- **TASK TO COMPLETE**: State how many lines of the records contain the string "Control", and give no other information.
..............................
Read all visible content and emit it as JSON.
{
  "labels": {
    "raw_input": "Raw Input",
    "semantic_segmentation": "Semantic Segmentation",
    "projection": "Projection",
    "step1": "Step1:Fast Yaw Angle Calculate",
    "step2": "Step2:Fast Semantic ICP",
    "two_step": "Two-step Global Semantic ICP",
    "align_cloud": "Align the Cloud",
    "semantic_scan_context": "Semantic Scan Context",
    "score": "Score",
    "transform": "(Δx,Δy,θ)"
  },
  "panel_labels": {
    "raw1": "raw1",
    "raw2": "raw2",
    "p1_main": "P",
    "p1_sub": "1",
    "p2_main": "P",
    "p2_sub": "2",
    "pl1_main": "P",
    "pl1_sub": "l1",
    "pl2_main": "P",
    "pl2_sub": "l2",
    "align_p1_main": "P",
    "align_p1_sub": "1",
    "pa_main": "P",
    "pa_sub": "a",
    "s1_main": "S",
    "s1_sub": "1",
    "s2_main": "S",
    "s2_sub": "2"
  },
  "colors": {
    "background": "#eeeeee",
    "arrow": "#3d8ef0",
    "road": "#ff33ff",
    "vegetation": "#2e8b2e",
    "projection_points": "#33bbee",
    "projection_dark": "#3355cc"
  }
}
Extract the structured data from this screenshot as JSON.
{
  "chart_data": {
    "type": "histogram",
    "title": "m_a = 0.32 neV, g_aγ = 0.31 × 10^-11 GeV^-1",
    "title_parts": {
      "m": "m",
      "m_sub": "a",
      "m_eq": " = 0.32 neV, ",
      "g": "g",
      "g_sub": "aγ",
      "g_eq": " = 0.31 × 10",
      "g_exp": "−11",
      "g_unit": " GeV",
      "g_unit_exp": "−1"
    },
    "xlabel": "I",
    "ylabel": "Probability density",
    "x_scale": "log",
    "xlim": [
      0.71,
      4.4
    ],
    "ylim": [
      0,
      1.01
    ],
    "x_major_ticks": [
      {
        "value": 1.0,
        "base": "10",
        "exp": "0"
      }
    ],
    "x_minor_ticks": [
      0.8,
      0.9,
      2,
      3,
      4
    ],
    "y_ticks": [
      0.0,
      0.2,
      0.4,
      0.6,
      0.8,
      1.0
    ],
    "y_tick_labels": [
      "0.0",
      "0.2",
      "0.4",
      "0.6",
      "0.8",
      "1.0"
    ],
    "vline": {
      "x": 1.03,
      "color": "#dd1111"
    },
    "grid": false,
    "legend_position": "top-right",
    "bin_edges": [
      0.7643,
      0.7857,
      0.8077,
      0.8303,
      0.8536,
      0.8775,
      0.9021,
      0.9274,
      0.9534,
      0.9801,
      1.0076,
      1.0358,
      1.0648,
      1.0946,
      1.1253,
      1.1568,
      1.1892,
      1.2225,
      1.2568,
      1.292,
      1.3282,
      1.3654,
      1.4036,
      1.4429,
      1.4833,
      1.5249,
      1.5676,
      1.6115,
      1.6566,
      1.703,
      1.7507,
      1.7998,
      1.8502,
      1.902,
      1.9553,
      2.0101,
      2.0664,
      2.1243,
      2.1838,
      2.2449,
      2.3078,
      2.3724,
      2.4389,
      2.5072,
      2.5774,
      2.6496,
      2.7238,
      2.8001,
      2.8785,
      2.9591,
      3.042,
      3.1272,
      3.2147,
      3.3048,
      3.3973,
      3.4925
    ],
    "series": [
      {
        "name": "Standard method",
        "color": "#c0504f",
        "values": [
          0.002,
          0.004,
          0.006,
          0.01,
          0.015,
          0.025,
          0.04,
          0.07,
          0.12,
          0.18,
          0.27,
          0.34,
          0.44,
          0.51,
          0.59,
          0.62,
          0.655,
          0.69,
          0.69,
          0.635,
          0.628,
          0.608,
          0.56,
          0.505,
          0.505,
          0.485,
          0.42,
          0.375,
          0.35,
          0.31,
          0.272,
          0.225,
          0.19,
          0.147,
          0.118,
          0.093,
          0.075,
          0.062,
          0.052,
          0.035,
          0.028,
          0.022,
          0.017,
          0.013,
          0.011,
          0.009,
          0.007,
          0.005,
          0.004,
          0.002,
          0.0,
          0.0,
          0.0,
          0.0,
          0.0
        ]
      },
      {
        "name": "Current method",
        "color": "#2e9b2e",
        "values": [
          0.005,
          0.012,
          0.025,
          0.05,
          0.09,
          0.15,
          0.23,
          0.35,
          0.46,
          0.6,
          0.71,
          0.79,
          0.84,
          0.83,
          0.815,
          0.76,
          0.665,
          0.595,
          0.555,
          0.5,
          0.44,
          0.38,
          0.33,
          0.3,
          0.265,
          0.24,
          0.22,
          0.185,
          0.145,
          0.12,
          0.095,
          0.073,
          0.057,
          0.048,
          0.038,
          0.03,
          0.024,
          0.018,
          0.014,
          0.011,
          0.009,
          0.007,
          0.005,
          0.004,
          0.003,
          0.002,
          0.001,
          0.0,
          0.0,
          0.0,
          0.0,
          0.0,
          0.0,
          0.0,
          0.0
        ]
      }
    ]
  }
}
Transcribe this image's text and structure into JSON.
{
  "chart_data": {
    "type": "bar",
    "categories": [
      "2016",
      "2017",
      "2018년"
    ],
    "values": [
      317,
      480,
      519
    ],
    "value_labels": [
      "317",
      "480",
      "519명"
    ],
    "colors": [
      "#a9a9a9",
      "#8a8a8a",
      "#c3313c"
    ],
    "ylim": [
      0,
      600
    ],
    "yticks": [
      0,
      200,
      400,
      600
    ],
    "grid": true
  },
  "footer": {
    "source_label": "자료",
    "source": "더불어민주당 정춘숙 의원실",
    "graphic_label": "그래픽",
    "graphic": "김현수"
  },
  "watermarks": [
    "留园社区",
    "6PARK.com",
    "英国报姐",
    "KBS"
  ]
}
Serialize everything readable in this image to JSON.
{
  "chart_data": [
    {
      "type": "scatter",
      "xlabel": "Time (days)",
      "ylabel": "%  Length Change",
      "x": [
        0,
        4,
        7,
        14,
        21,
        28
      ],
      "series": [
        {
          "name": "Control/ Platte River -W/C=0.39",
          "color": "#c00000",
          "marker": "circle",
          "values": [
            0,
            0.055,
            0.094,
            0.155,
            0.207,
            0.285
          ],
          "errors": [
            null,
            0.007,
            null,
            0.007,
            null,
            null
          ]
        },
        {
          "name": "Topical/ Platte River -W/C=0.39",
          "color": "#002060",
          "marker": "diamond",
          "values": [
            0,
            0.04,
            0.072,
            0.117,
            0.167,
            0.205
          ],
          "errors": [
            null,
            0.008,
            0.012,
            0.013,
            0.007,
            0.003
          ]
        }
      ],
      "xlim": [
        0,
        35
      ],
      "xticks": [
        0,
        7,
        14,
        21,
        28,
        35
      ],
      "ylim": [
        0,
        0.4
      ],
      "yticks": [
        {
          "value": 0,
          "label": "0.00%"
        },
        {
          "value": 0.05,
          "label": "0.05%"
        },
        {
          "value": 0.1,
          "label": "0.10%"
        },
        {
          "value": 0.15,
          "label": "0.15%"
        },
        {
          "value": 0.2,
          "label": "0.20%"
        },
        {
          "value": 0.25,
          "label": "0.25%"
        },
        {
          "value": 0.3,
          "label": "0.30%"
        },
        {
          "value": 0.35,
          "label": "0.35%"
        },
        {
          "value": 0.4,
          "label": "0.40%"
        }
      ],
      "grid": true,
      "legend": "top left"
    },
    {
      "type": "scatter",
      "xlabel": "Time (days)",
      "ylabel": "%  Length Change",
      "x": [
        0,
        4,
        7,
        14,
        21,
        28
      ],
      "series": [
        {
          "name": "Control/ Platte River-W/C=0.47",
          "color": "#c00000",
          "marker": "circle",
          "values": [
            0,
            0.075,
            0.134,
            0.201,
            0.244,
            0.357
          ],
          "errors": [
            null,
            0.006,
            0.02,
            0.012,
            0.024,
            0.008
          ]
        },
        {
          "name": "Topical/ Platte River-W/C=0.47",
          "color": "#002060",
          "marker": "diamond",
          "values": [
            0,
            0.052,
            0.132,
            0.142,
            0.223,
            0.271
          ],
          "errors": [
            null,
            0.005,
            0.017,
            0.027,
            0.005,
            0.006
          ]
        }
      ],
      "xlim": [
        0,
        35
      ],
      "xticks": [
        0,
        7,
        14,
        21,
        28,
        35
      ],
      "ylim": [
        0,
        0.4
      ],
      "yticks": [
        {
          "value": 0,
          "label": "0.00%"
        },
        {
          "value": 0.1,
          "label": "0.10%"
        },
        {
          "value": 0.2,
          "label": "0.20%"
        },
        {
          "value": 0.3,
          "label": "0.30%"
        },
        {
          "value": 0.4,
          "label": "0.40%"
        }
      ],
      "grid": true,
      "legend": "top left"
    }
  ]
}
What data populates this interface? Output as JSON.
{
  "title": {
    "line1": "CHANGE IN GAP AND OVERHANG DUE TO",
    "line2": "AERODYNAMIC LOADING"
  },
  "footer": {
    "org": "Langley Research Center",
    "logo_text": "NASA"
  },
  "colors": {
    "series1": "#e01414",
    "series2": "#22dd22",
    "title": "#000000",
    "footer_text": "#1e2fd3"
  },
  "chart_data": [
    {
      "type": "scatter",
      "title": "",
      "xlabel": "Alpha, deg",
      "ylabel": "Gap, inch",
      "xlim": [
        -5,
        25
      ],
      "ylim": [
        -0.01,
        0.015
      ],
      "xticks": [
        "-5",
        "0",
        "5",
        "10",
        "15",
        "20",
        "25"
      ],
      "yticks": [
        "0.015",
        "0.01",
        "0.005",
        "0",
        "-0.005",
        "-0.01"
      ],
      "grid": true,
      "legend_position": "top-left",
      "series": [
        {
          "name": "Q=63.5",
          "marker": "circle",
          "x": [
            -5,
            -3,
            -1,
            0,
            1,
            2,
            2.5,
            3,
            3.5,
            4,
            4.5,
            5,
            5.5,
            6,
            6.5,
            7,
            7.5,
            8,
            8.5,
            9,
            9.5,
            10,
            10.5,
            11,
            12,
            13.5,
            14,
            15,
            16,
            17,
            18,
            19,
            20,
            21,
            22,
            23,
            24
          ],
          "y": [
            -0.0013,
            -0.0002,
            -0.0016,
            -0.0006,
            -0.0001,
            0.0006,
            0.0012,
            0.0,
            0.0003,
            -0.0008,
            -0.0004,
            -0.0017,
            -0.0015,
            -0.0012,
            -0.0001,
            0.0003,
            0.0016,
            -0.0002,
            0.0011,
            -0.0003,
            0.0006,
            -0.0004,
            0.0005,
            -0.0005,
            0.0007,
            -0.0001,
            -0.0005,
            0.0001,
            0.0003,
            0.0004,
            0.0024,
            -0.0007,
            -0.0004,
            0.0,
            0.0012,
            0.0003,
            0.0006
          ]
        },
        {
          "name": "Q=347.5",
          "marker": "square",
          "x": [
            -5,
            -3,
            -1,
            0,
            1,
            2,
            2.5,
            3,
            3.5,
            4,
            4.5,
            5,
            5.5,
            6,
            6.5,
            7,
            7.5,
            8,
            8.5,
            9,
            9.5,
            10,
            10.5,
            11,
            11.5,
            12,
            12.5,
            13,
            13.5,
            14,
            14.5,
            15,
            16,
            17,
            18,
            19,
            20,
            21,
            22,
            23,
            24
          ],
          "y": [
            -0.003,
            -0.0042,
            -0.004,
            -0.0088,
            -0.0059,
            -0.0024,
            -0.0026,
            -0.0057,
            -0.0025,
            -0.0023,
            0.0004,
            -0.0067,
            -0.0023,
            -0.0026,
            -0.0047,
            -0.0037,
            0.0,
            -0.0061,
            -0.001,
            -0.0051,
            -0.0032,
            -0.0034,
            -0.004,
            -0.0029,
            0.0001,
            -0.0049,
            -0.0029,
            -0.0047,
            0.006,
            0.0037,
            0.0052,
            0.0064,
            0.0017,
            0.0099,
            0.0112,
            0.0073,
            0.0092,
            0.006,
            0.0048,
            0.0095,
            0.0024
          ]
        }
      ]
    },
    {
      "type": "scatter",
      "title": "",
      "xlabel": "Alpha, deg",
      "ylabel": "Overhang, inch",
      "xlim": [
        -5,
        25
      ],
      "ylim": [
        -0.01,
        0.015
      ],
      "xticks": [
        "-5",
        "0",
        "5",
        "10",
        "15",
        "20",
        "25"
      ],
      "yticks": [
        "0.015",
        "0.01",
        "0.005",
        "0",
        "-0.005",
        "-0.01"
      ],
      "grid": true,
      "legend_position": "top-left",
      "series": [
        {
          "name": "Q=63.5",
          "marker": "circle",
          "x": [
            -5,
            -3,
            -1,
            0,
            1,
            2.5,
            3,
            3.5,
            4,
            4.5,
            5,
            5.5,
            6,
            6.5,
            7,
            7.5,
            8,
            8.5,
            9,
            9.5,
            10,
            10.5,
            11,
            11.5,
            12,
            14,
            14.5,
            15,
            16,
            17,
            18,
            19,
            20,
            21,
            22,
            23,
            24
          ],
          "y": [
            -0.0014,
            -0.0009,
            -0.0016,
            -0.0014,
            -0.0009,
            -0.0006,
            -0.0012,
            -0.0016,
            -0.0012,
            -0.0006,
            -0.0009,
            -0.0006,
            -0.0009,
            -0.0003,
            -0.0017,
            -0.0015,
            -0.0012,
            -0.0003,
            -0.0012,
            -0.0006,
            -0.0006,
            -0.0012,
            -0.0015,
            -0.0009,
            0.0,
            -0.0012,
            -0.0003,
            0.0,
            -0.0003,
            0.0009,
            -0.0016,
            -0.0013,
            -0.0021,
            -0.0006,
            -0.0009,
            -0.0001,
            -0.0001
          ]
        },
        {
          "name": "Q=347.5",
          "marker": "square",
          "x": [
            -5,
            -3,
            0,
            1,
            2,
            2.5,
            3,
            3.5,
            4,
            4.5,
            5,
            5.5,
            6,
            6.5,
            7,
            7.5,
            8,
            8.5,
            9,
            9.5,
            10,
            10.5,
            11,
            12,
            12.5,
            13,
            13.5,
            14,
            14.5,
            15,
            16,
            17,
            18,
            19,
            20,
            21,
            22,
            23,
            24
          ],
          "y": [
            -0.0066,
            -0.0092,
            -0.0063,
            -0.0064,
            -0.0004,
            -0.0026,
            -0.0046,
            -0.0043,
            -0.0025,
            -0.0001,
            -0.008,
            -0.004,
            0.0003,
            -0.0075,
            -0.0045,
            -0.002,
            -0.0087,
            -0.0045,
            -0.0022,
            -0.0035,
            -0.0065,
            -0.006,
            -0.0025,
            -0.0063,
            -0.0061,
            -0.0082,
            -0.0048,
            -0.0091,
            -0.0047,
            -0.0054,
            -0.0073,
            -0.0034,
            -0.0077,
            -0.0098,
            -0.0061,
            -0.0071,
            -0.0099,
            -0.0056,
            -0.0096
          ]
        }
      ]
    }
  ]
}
..............................
- **FULL RESPONSE**: 2